• WORK INSTRUCTIONS
Type out the data exactly as given. Skip any image.

• PROVIDED DATA
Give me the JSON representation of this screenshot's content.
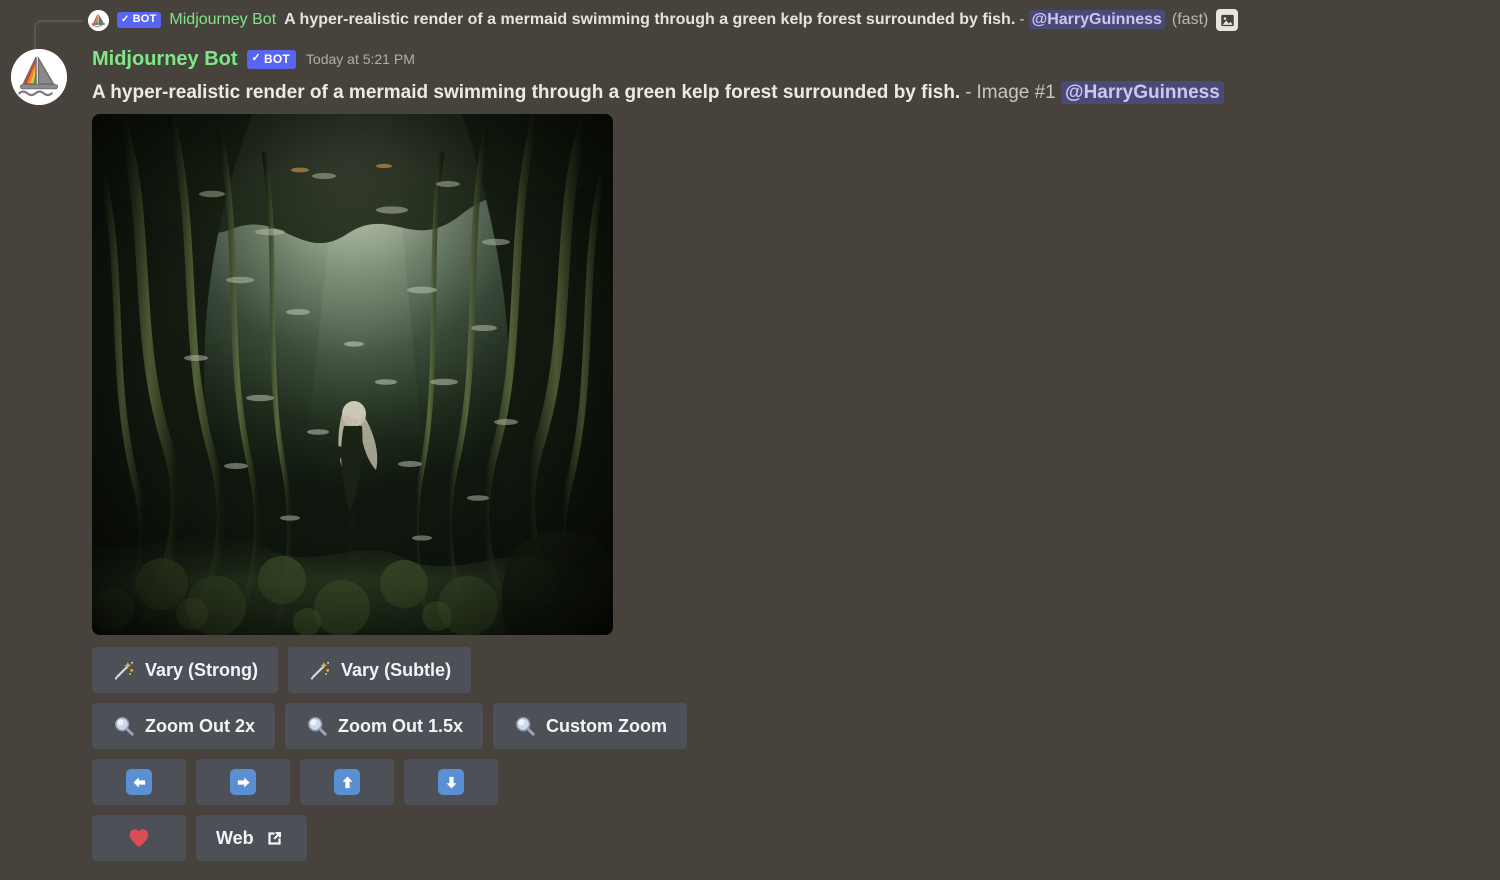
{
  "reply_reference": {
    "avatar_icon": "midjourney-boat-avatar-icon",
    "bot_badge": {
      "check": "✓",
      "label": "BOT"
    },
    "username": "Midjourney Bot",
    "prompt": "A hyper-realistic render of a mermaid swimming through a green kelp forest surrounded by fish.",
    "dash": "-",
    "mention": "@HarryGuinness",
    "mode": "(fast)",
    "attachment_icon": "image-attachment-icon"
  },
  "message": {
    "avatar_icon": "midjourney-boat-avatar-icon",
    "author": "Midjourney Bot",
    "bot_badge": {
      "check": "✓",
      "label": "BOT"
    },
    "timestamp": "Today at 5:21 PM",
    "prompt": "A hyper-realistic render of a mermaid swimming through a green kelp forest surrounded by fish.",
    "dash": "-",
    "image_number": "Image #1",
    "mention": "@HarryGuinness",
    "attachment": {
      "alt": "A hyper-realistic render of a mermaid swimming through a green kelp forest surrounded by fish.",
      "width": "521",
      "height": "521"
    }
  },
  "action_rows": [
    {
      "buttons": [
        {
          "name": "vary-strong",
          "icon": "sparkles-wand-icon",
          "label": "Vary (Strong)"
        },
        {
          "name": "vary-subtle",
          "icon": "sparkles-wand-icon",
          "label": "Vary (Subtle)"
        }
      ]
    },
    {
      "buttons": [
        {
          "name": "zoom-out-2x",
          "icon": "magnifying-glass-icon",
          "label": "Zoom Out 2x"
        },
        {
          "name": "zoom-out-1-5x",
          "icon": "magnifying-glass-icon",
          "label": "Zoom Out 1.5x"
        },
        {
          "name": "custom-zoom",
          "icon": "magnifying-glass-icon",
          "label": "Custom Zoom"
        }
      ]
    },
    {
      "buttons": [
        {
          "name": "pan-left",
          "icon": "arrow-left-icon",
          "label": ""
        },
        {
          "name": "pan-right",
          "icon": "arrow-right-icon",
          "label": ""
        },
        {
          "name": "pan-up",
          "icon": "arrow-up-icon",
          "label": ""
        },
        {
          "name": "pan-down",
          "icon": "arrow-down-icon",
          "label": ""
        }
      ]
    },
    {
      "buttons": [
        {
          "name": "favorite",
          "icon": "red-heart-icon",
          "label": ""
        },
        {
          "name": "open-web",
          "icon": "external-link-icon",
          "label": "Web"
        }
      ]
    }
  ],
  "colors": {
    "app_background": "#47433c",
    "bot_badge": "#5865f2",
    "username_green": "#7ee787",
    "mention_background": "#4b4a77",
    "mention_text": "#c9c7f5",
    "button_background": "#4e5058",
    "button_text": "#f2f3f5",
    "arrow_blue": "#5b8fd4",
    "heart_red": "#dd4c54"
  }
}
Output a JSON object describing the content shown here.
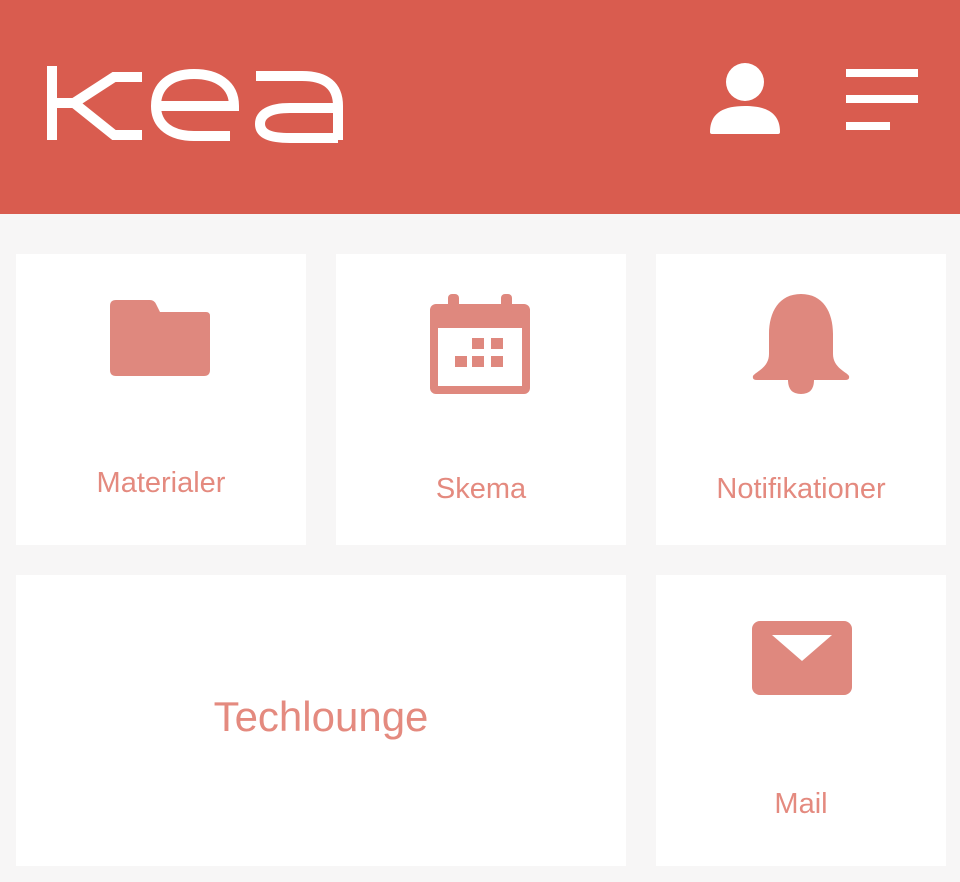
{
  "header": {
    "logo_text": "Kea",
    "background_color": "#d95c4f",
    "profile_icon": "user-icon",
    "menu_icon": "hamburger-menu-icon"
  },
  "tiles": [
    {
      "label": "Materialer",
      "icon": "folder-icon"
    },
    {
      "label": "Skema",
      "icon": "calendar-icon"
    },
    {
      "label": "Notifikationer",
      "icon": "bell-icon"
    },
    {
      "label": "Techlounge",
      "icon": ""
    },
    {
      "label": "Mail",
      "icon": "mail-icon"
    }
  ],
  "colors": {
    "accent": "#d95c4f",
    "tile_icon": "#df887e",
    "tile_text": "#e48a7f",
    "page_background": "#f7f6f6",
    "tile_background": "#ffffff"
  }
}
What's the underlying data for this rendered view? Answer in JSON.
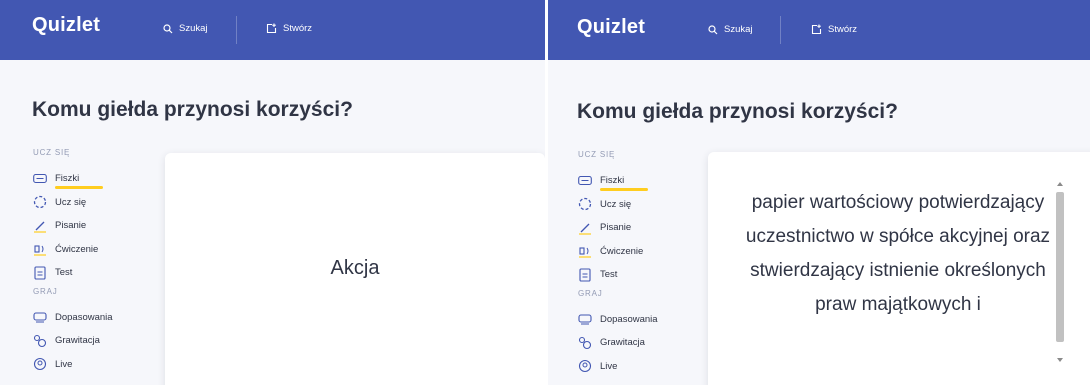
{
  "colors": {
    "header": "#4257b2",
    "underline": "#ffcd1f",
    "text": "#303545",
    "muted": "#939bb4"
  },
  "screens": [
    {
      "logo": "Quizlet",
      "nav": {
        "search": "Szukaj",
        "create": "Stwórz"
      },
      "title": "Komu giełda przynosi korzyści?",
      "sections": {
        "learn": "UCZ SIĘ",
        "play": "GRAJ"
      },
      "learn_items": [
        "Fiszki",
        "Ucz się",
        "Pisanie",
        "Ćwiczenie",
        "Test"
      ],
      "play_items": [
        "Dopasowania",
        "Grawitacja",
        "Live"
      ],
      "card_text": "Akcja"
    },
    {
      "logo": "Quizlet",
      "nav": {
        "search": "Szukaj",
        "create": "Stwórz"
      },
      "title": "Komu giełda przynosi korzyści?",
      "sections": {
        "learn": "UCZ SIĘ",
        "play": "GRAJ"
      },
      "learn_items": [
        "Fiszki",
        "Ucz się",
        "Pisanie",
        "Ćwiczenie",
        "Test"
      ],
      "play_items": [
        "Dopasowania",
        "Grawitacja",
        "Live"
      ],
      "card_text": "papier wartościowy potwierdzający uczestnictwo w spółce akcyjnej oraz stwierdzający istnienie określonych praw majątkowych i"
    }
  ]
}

• EXERCISE RESULT
Give me the JSON representation of this screenshot's content.
{
  "reply_reference": {
    "avatar_icon": "midjourney-boat-avatar-icon",
    "bot_badge": {
      "check": "✓",
      "label": "BOT"
    },
    "username": "Midjourney Bot",
    "prompt": "A hyper-realistic render of a mermaid swimming through a green kelp forest surrounded by fish.",
    "dash": "-",
    "mention": "@HarryGuinness",
    "mode": "(fast)",
    "attachment_icon": "image-attachment-icon"
  },
  "message": {
    "avatar_icon": "midjourney-boat-avatar-icon",
    "author": "Midjourney Bot",
    "bot_badge": {
      "check": "✓",
      "label": "BOT"
    },
    "timestamp": "Today at 5:21 PM",
    "prompt": "A hyper-realistic render of a mermaid swimming through a green kelp forest surrounded by fish.",
    "dash": "-",
    "image_number": "Image #1",
    "mention": "@HarryGuinness",
    "attachment": {
      "alt": "A hyper-realistic render of a mermaid swimming through a green kelp forest surrounded by fish.",
      "width": "521",
      "height": "521"
    }
  },
  "action_rows": [
    {
      "buttons": [
        {
          "name": "vary-strong",
          "icon": "sparkles-wand-icon",
          "label": "Vary (Strong)"
        },
        {
          "name": "vary-subtle",
          "icon": "sparkles-wand-icon",
          "label": "Vary (Subtle)"
        }
      ]
    },
    {
      "buttons": [
        {
          "name": "zoom-out-2x",
          "icon": "magnifying-glass-icon",
          "label": "Zoom Out 2x"
        },
        {
          "name": "zoom-out-1-5x",
          "icon": "magnifying-glass-icon",
          "label": "Zoom Out 1.5x"
        },
        {
          "name": "custom-zoom",
          "icon": "magnifying-glass-icon",
          "label": "Custom Zoom"
        }
      ]
    },
    {
      "buttons": [
        {
          "name": "pan-left",
          "icon": "arrow-left-icon",
          "label": ""
        },
        {
          "name": "pan-right",
          "icon": "arrow-right-icon",
          "label": ""
        },
        {
          "name": "pan-up",
          "icon": "arrow-up-icon",
          "label": ""
        },
        {
          "name": "pan-down",
          "icon": "arrow-down-icon",
          "label": ""
        }
      ]
    },
    {
      "buttons": [
        {
          "name": "favorite",
          "icon": "red-heart-icon",
          "label": ""
        },
        {
          "name": "open-web",
          "icon": "external-link-icon",
          "label": "Web"
        }
      ]
    }
  ],
  "colors": {
    "app_background": "#47433c",
    "bot_badge": "#5865f2",
    "username_green": "#7ee787",
    "mention_background": "#4b4a77",
    "mention_text": "#c9c7f5",
    "button_background": "#4e5058",
    "button_text": "#f2f3f5",
    "arrow_blue": "#5b8fd4",
    "heart_red": "#dd4c54"
  }
}
Output a JSON object describing the content shown here.
{
  "header": {
    "logo_text": "Kea",
    "background_color": "#d95c4f",
    "profile_icon": "user-icon",
    "menu_icon": "hamburger-menu-icon"
  },
  "tiles": [
    {
      "label": "Materialer",
      "icon": "folder-icon"
    },
    {
      "label": "Skema",
      "icon": "calendar-icon"
    },
    {
      "label": "Notifikationer",
      "icon": "bell-icon"
    },
    {
      "label": "Techlounge",
      "icon": ""
    },
    {
      "label": "Mail",
      "icon": "mail-icon"
    }
  ],
  "colors": {
    "accent": "#d95c4f",
    "tile_icon": "#df887e",
    "tile_text": "#e48a7f",
    "page_background": "#f7f6f6",
    "tile_background": "#ffffff"
  }
}
What's the underlying data for this rendered view? Answer in JSON.
{
  "colors": {
    "header": "#4257b2",
    "underline": "#ffcd1f",
    "text": "#303545",
    "muted": "#939bb4"
  },
  "screens": [
    {
      "logo": "Quizlet",
      "nav": {
        "search": "Szukaj",
        "create": "Stwórz"
      },
      "title": "Komu giełda przynosi korzyści?",
      "sections": {
        "learn": "UCZ SIĘ",
        "play": "GRAJ"
      },
      "learn_items": [
        "Fiszki",
        "Ucz się",
        "Pisanie",
        "Ćwiczenie",
        "Test"
      ],
      "play_items": [
        "Dopasowania",
        "Grawitacja",
        "Live"
      ],
      "card_text": "Akcja"
    },
    {
      "logo": "Quizlet",
      "nav": {
        "search": "Szukaj",
        "create": "Stwórz"
      },
      "title": "Komu giełda przynosi korzyści?",
      "sections": {
        "learn": "UCZ SIĘ",
        "play": "GRAJ"
      },
      "learn_items": [
        "Fiszki",
        "Ucz się",
        "Pisanie",
        "Ćwiczenie",
        "Test"
      ],
      "play_items": [
        "Dopasowania",
        "Grawitacja",
        "Live"
      ],
      "card_text": "papier wartościowy potwierdzający uczestnictwo w spółce akcyjnej oraz stwierdzający istnienie określonych praw majątkowych i"
    }
  ]
}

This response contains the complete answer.